◆ **Material for this exercise**:
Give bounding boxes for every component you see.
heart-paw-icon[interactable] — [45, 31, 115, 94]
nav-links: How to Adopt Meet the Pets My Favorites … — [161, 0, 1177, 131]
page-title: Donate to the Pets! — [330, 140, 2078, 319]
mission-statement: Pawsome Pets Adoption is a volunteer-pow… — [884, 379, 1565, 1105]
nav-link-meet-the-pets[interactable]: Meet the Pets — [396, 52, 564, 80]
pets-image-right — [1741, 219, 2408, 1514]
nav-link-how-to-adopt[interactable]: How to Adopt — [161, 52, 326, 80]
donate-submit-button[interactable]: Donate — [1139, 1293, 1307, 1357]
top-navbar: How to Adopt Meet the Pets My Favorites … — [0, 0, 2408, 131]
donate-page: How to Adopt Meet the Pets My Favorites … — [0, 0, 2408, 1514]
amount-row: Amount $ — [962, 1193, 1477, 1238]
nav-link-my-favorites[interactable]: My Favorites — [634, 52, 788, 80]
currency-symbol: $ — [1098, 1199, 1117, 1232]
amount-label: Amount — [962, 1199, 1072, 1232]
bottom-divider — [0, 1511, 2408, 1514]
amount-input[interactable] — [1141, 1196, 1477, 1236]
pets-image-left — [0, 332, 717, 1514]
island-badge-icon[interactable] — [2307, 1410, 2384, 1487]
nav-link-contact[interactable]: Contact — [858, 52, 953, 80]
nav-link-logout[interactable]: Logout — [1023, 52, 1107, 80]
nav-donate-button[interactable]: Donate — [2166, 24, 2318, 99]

◆ **Job**: Rewrite all the data lines above so that each "Meet the Pets" becomes "Our Animals", and keep everything else unchanged.

◆ **Exercise output**:
Give bounding boxes for every component you see.
heart-paw-icon[interactable] — [45, 31, 115, 94]
nav-links: How to Adopt Our Animals My Favorites … — [161, 0, 1177, 131]
page-title: Donate to the Pets! — [330, 140, 2078, 319]
mission-statement: Pawsome Pets Adoption is a volunteer-pow… — [884, 379, 1565, 1105]
nav-link-meet-the-pets[interactable]: Our Animals — [396, 52, 564, 80]
pets-image-right — [1741, 219, 2408, 1514]
nav-link-how-to-adopt[interactable]: How to Adopt — [161, 52, 326, 80]
donate-submit-button[interactable]: Donate — [1139, 1293, 1307, 1357]
top-navbar: How to Adopt Our Animals My Favorites … — [0, 0, 2408, 131]
donate-page: How to Adopt Our Animals My Favorites … — [0, 0, 2408, 1514]
amount-row: Amount $ — [962, 1193, 1477, 1238]
nav-link-my-favorites[interactable]: My Favorites — [634, 52, 788, 80]
currency-symbol: $ — [1098, 1199, 1117, 1232]
amount-label: Amount — [962, 1199, 1072, 1232]
bottom-divider — [0, 1511, 2408, 1514]
amount-input[interactable] — [1141, 1196, 1477, 1236]
pets-image-left — [0, 332, 717, 1514]
island-badge-icon[interactable] — [2307, 1410, 2384, 1487]
nav-link-contact[interactable]: Contact — [858, 52, 953, 80]
nav-link-logout[interactable]: Logout — [1023, 52, 1107, 80]
nav-donate-button[interactable]: Donate — [2166, 24, 2318, 99]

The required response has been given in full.